-- Begin --

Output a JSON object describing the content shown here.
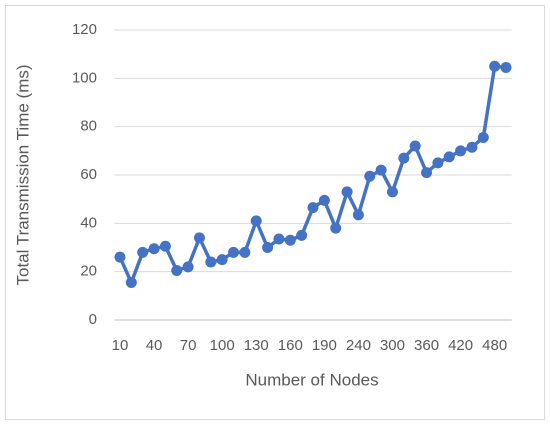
{
  "chart_data": {
    "type": "line",
    "x_label": "Number of Nodes",
    "y_label": "Total Transmission Time (ms)",
    "categories": [
      "10",
      null,
      null,
      "40",
      null,
      null,
      "70",
      null,
      null,
      "100",
      null,
      null,
      "130",
      null,
      null,
      "160",
      null,
      null,
      "190",
      null,
      null,
      "240",
      null,
      null,
      "300",
      null,
      null,
      "360",
      null,
      null,
      "420",
      null,
      null,
      "480",
      null
    ],
    "series": [
      {
        "name": "Total Transmission Time",
        "color": "#4472c4",
        "values": [
          26,
          15.5,
          28,
          29.5,
          30.5,
          20.5,
          22,
          34,
          24,
          25,
          28,
          28,
          41,
          30,
          33.5,
          33,
          35,
          46.5,
          49.5,
          38,
          53,
          43.5,
          59.5,
          62,
          53,
          67,
          72,
          61,
          65,
          67.5,
          70,
          71.5,
          75.5,
          105,
          104.5
        ]
      }
    ],
    "ylim": [
      0,
      120
    ],
    "yticks": [
      0,
      20,
      40,
      60,
      80,
      100,
      120
    ],
    "grid": true
  }
}
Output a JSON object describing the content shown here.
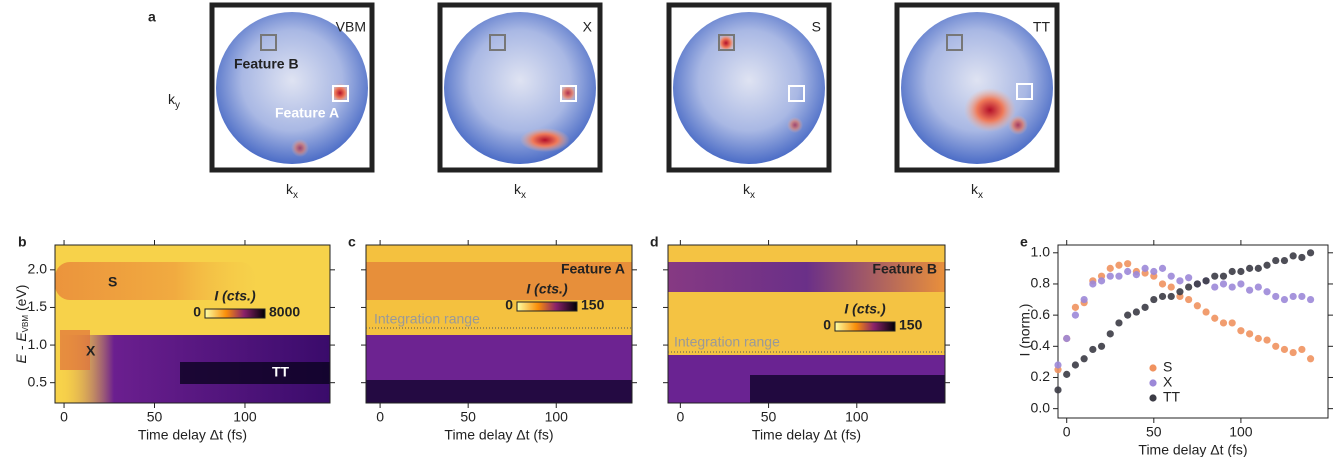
{
  "momentum_maps": {
    "panel": "a",
    "ky_label": {
      "base": "k",
      "sub": "y"
    },
    "kx_label": {
      "base": "k",
      "sub": "x"
    },
    "maps": [
      {
        "label": "VBM",
        "annotations": [
          "Feature B",
          "Feature A"
        ]
      },
      {
        "label": "X"
      },
      {
        "label": "S"
      },
      {
        "label": "TT"
      }
    ]
  },
  "chart_data": [
    {
      "type": "heatmap",
      "panel": "b",
      "xlabel": "Time delay Δt (fs)",
      "ylabel": [
        "E - E",
        "VBM",
        "(eV)"
      ],
      "xlim": [
        -5,
        147
      ],
      "xticks": [
        0,
        50,
        100
      ],
      "ylim": [
        0.23,
        2.33
      ],
      "yticks": [
        0.5,
        {
          "value": 1,
          "label": "1.0"
        },
        1.5,
        {
          "value": 2,
          "label": "2.0"
        }
      ],
      "colorbar": {
        "label": "I (cts.)",
        "min": 0,
        "max": 8000
      },
      "annotations": [
        "S",
        "X",
        "TT"
      ]
    },
    {
      "type": "heatmap",
      "panel": "c",
      "xlabel": "Time delay Δt (fs)",
      "xlim": [
        -8,
        143
      ],
      "xticks": [
        0,
        50,
        100
      ],
      "ylim": [
        0.23,
        2.33
      ],
      "yticks": [
        0.5,
        1,
        1.5,
        2
      ],
      "colorbar": {
        "label": "I (cts.)",
        "min": 0,
        "max": 150
      },
      "annotations": [
        "Feature A",
        "Integration range"
      ]
    },
    {
      "type": "heatmap",
      "panel": "d",
      "xlabel": "Time delay Δt (fs)",
      "xlim": [
        -7,
        150
      ],
      "xticks": [
        0,
        50,
        100
      ],
      "ylim": [
        0.23,
        2.33
      ],
      "yticks": [
        0.5,
        1,
        1.5,
        2
      ],
      "colorbar": {
        "label": "I (cts.)",
        "min": 0,
        "max": 150
      },
      "annotations": [
        "Feature B",
        "Integration range"
      ]
    },
    {
      "type": "scatter",
      "panel": "e",
      "xlabel": "Time delay Δt (fs)",
      "ylabel": "I (norm.)",
      "xlim": [
        -5,
        150
      ],
      "xticks": [
        0,
        50,
        100
      ],
      "ylim": [
        -0.06,
        1.05
      ],
      "yticks": [
        {
          "value": 0,
          "label": "0.0"
        },
        0.2,
        0.4,
        0.6,
        0.8,
        {
          "value": 1,
          "label": "1.0"
        }
      ],
      "legend": "lower center",
      "x": [
        -5,
        0,
        5,
        10,
        15,
        20,
        25,
        30,
        35,
        40,
        45,
        50,
        55,
        60,
        65,
        70,
        75,
        80,
        85,
        90,
        95,
        100,
        105,
        110,
        115,
        120,
        125,
        130,
        135,
        140
      ],
      "series": [
        {
          "name": "S",
          "color": "#f0925f",
          "values": [
            0.25,
            0.45,
            0.65,
            0.68,
            0.82,
            0.85,
            0.9,
            0.92,
            0.93,
            0.88,
            0.87,
            0.85,
            0.8,
            0.78,
            0.72,
            0.7,
            0.66,
            0.62,
            0.58,
            0.55,
            0.55,
            0.5,
            0.48,
            0.45,
            0.44,
            0.4,
            0.38,
            0.36,
            0.38,
            0.32
          ]
        },
        {
          "name": "X",
          "color": "#9c88d8",
          "values": [
            0.28,
            0.45,
            0.6,
            0.7,
            0.8,
            0.82,
            0.85,
            0.85,
            0.88,
            0.86,
            0.9,
            0.88,
            0.9,
            0.85,
            0.82,
            0.84,
            0.8,
            0.82,
            0.78,
            0.8,
            0.78,
            0.8,
            0.76,
            0.78,
            0.75,
            0.72,
            0.7,
            0.72,
            0.72,
            0.7
          ]
        },
        {
          "name": "TT",
          "color": "#3b3b45",
          "values": [
            0.12,
            0.22,
            0.28,
            0.32,
            0.38,
            0.4,
            0.48,
            0.55,
            0.6,
            0.62,
            0.65,
            0.7,
            0.72,
            0.72,
            0.75,
            0.78,
            0.8,
            0.82,
            0.85,
            0.85,
            0.88,
            0.88,
            0.9,
            0.9,
            0.92,
            0.95,
            0.95,
            0.98,
            0.97,
            1.0
          ]
        }
      ]
    }
  ]
}
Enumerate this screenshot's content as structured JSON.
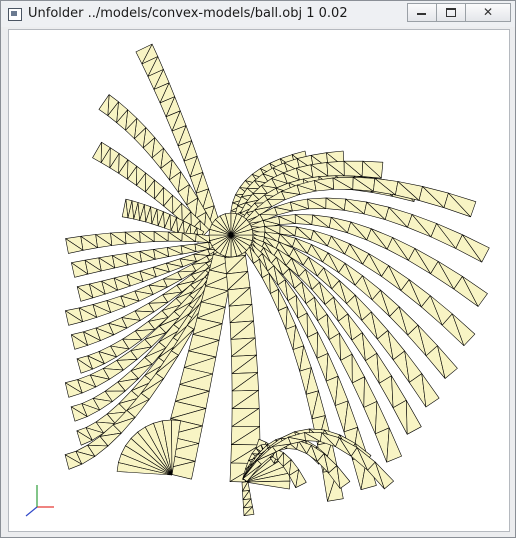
{
  "window": {
    "title": "Unfolder ../models/convex-models/ball.obj 1 0.02",
    "controls": {
      "minimize": "",
      "maximize": "",
      "close": "✕"
    }
  },
  "colors": {
    "face_fill": "#f8f4c4",
    "edge": "#000000",
    "axis_x": "#e53935",
    "axis_y": "#2e9e3a",
    "axis_z": "#2f48c8"
  }
}
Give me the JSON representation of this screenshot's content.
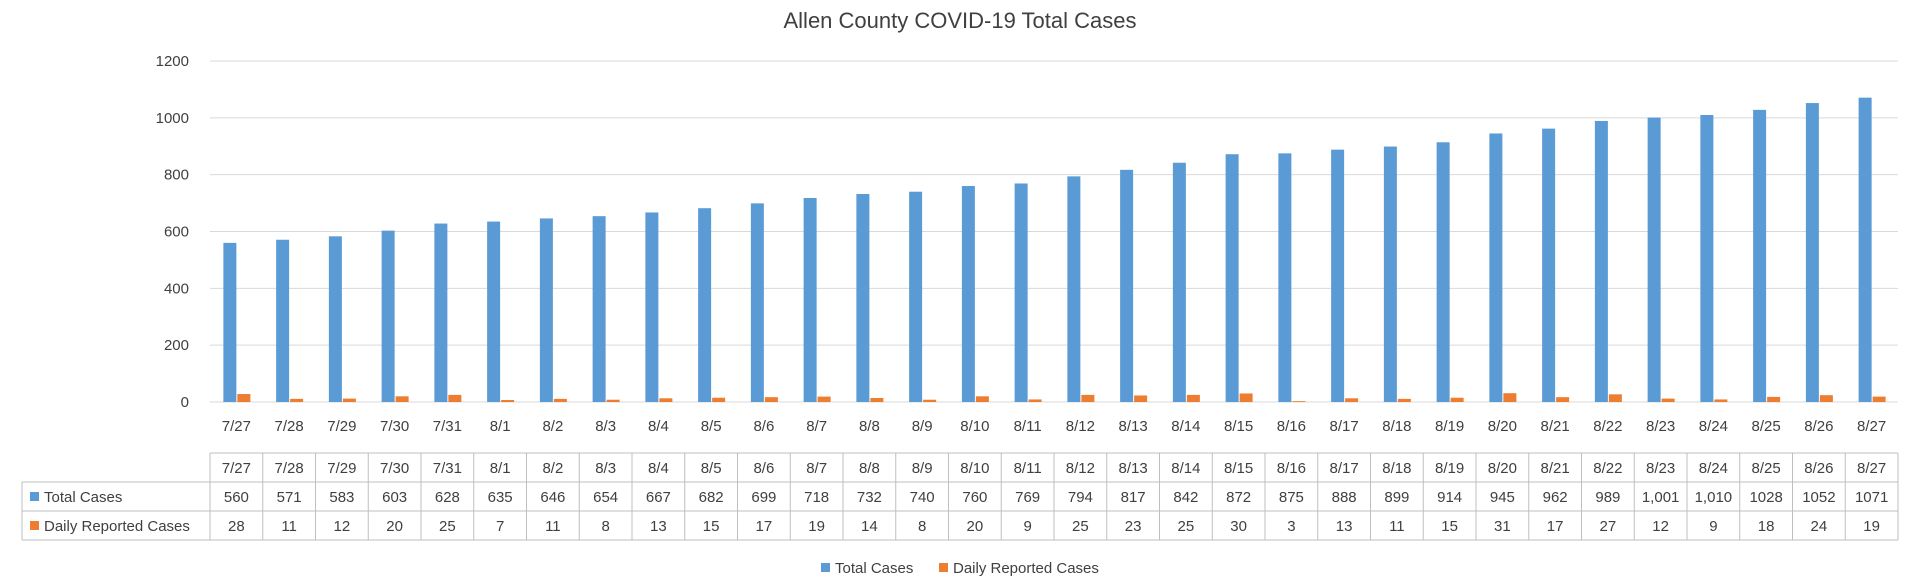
{
  "chart_data": {
    "type": "bar",
    "title": "Allen County COVID-19 Total Cases",
    "xlabel": "",
    "ylabel": "",
    "ylim": [
      0,
      1200
    ],
    "yticks": [
      0,
      200,
      400,
      600,
      800,
      1000,
      1200
    ],
    "grid": true,
    "legend_position": "bottom",
    "categories": [
      "7/27",
      "7/28",
      "7/29",
      "7/30",
      "7/31",
      "8/1",
      "8/2",
      "8/3",
      "8/4",
      "8/5",
      "8/6",
      "8/7",
      "8/8",
      "8/9",
      "8/10",
      "8/11",
      "8/12",
      "8/13",
      "8/14",
      "8/15",
      "8/16",
      "8/17",
      "8/18",
      "8/19",
      "8/20",
      "8/21",
      "8/22",
      "8/23",
      "8/24",
      "8/25",
      "8/26",
      "8/27"
    ],
    "series": [
      {
        "name": "Total Cases",
        "color": "#5b9bd5",
        "values": [
          560,
          571,
          583,
          603,
          628,
          635,
          646,
          654,
          667,
          682,
          699,
          718,
          732,
          740,
          760,
          769,
          794,
          817,
          842,
          872,
          875,
          888,
          899,
          914,
          945,
          962,
          989,
          1001,
          1010,
          1028,
          1052,
          1071
        ],
        "table_labels": [
          "560",
          "571",
          "583",
          "603",
          "628",
          "635",
          "646",
          "654",
          "667",
          "682",
          "699",
          "718",
          "732",
          "740",
          "760",
          "769",
          "794",
          "817",
          "842",
          "872",
          "875",
          "888",
          "899",
          "914",
          "945",
          "962",
          "989",
          "1,001",
          "1,010",
          "1028",
          "1052",
          "1071"
        ]
      },
      {
        "name": "Daily Reported Cases",
        "color": "#ed7d31",
        "values": [
          28,
          11,
          12,
          20,
          25,
          7,
          11,
          8,
          13,
          15,
          17,
          19,
          14,
          8,
          20,
          9,
          25,
          23,
          25,
          30,
          3,
          13,
          11,
          15,
          31,
          17,
          27,
          12,
          9,
          18,
          24,
          19
        ],
        "table_labels": [
          "28",
          "11",
          "12",
          "20",
          "25",
          "7",
          "11",
          "8",
          "13",
          "15",
          "17",
          "19",
          "14",
          "8",
          "20",
          "9",
          "25",
          "23",
          "25",
          "30",
          "3",
          "13",
          "11",
          "15",
          "31",
          "17",
          "27",
          "12",
          "9",
          "18",
          "24",
          "19"
        ]
      }
    ]
  }
}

-- End --

Given problem
What is the number of lines in this material that hold the string "panel"? Answer with that number only.

Solution to the exercise
5